— Start of Dataset excerpts —

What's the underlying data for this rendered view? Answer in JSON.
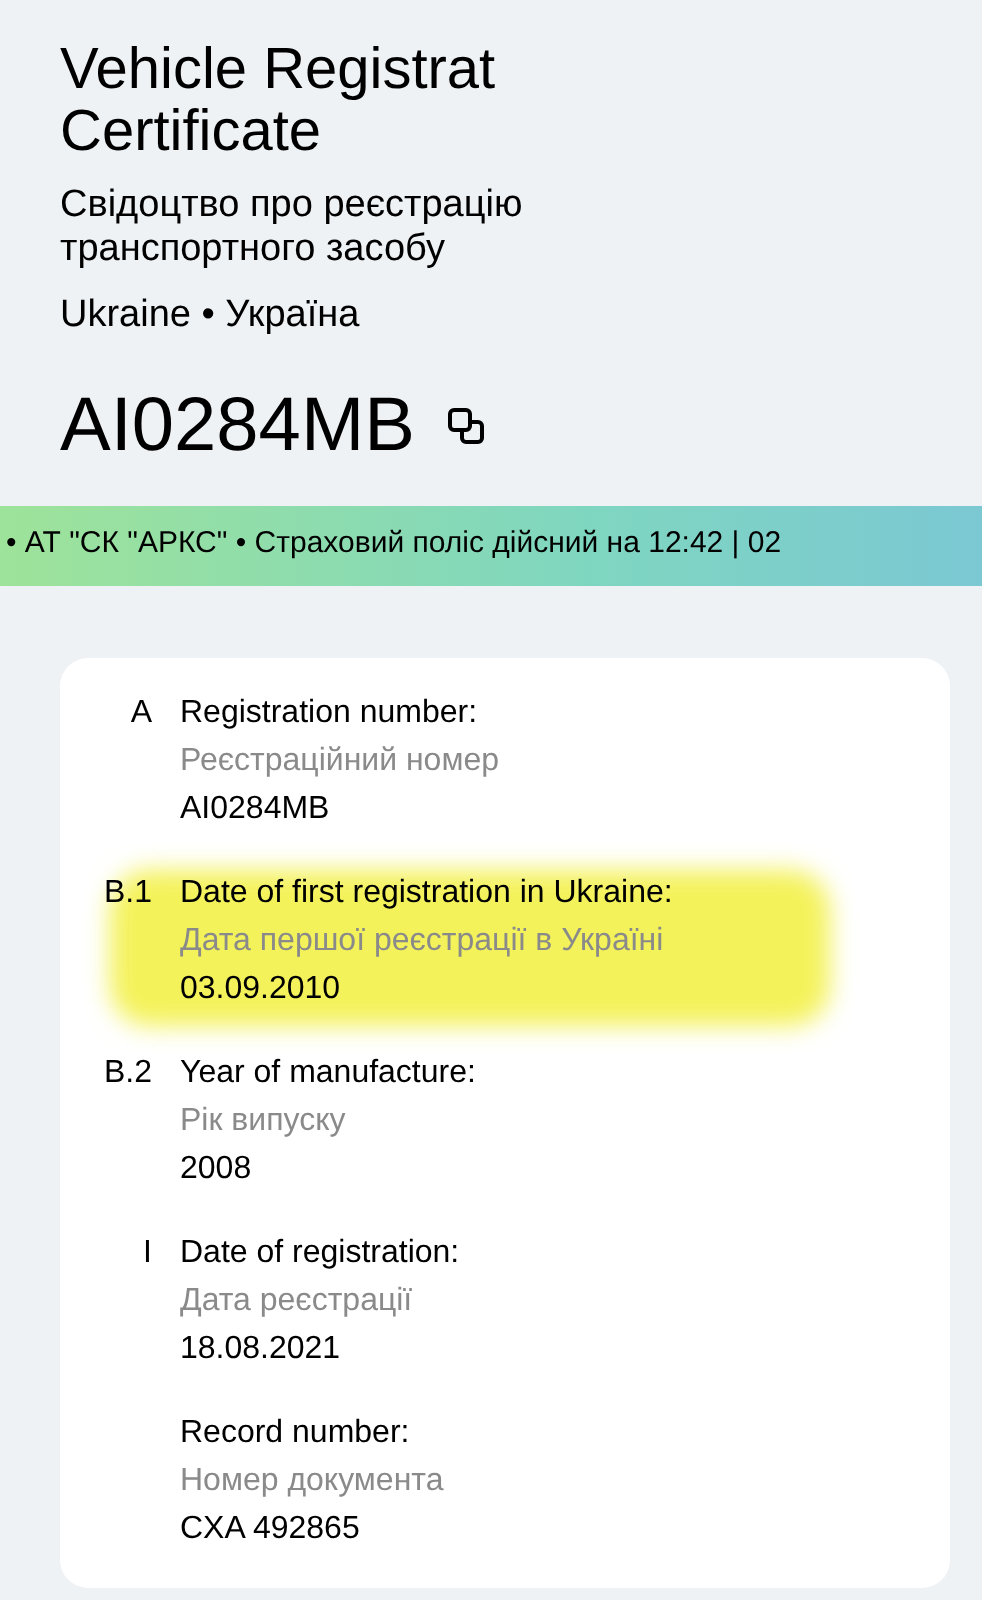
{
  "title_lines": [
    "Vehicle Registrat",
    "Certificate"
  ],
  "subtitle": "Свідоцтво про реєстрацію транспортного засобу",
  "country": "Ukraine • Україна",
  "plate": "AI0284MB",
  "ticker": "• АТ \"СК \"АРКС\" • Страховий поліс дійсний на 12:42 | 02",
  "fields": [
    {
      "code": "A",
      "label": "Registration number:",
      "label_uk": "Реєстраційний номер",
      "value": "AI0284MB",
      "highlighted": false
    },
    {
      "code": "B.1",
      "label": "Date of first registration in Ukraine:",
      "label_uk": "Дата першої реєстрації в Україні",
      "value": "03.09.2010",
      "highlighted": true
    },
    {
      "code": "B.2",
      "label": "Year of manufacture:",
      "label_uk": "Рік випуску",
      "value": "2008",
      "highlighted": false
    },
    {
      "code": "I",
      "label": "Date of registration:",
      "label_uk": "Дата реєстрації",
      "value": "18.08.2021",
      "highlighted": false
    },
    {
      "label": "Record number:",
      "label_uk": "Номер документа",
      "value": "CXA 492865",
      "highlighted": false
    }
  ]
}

— End of Dataset excerpts —

What to do |
Omit the pictures and output all of the other material exactly.

Output for this exercise |
What's the underlying data for this rendered view? Answer in JSON.
{
  "title_lines": [
    "Vehicle Registrat",
    "Certificate"
  ],
  "subtitle": "Свідоцтво про реєстрацію транспортного засобу",
  "country": "Ukraine • Україна",
  "plate": "AI0284MB",
  "ticker": "• АТ \"СК \"АРКС\" • Страховий поліс дійсний на 12:42 | 02",
  "fields": [
    {
      "code": "A",
      "label": "Registration number:",
      "label_uk": "Реєстраційний номер",
      "value": "AI0284MB",
      "highlighted": false
    },
    {
      "code": "B.1",
      "label": "Date of first registration in Ukraine:",
      "label_uk": "Дата першої реєстрації в Україні",
      "value": "03.09.2010",
      "highlighted": true
    },
    {
      "code": "B.2",
      "label": "Year of manufacture:",
      "label_uk": "Рік випуску",
      "value": "2008",
      "highlighted": false
    },
    {
      "code": "I",
      "label": "Date of registration:",
      "label_uk": "Дата реєстрації",
      "value": "18.08.2021",
      "highlighted": false
    },
    {
      "label": "Record number:",
      "label_uk": "Номер документа",
      "value": "CXA 492865",
      "highlighted": false
    }
  ]
}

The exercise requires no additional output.